**TEXT EXTRACT:**
((

Post by Sea Skimmer »

Probably result of this is the US builds a lot of crap, but pumps so much of it into the Phillippine Islands that Japan might not dare attack. The amount of material physically enroute to the islands even in December 1941 was enough that it might have made a real difference in its own right. The Phillippines Army would also be vastly more effective, its expansion was enormous and six months more training would have made a tremendous difference to its effectiveness.

Also it would have greatly helped had even 10% of the reserve weapons and ammo shipped to the UK in 1940 been instead sent to the Phillippines in 1940. The US utterly stripped itself of reserves in 1940 to save the UK from invasion; so much so that we then found that the expedition to the Azores could not even readily be given enough ammo for a single divisional sized task force.
Starglider wrote:I´m curious if that would mean the US starts with M3 tanks instead of M2s and advances production of the M4 enough that the British and Soviets can go straight to that, e.g. that the M3 never actually sees significant combat. Or maybe the absolute shortage of tanks circa 1941 would have meant both types get sent over with the M3 held back to secondary roles. The timing of M3 deployment and M4 entering mass production was pretty close, 6 months AFAIK, but I don´t know how much faster the development program would have gone with more money.

))

**INFORMATION PROVIDED:**

((

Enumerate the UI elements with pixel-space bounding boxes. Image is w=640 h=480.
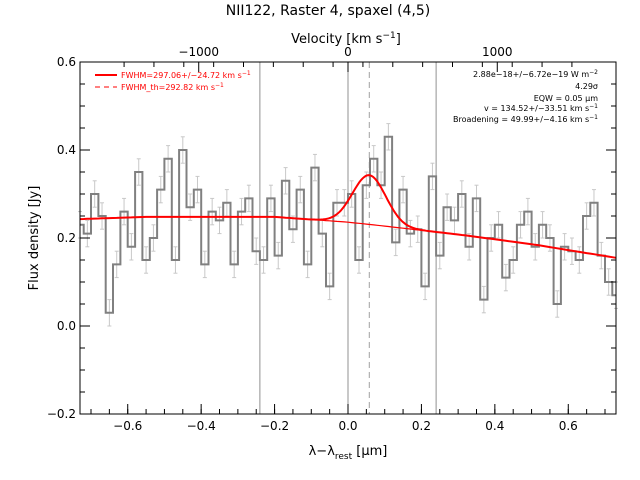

))

**SHORT EXERCISE 1:** According to the forum post on American war preparations in 1940–41, what share of the reserve weapons and ammunition shipped to the UK in 1940 would have greatly helped if sent to the Philippines instead?
**SHORT EXERCISE 2:** Write the next part of the forum post on American war preparations in 1940–41, picking up right after its final sentence.

**RESULT 1:** Even 10% of them.

**RESULT 2:**
It would likely mean a small ocean of M2 mediums and perhaps an improved model of such. The M3 Lee was the direct result of US observations of combat in 1940 France where a fairly small number of German tanks with 75mm guns took part, and a urgent British request for a 75mm tank. The first orders for the Lee were British, but it had to be adapted by the US Army to be produced. Prior to this the US early 1940 plan was to produce 1,000 M2s, all of them on actual order with expectations for even more. Indeed US plans upon mobilization quickly shifted to 1,000 tanks per month. So some utterly comical number of M2 mediums and Stuarts might be spammed.

The design of the M3 Lee actually started as an attempt to put a 75mm gun into the hull of the M2.... somehow without removing any of the machine guns. The Lee was a real utter rush design, largely made possible by the fact that the Army had already designed a sponson like mount for the 75mm pack howitzer, a different weapon, for use on the half track tank destroyer. It is doubtful the M4 would appear any earlier because it was built as fast as a turret could be designed, and that need still isn't likely to arise before a major armor battle takes place in Europe. Since the US Army was very short on modern artillery, as in it had none, most of it not even designed yet in 1939, the emphasis would be on producing such weapons or even variants of WW1 weapons rather then making any kind of leapfrog to bigger tank guns simply 'because'. Fact is in 1939 a 37mm gun could still destroy everyone's tanks everywhere except certain French models, all of which had sort of horrible two man turrets and sometimes pure machine gun armaments. The Germans lost so many tanks in France they went and doubled the frontal armor on many existing models, which then worked out far better in the 1941 desert and Russian campaigns, but that simply shows how fast times changed.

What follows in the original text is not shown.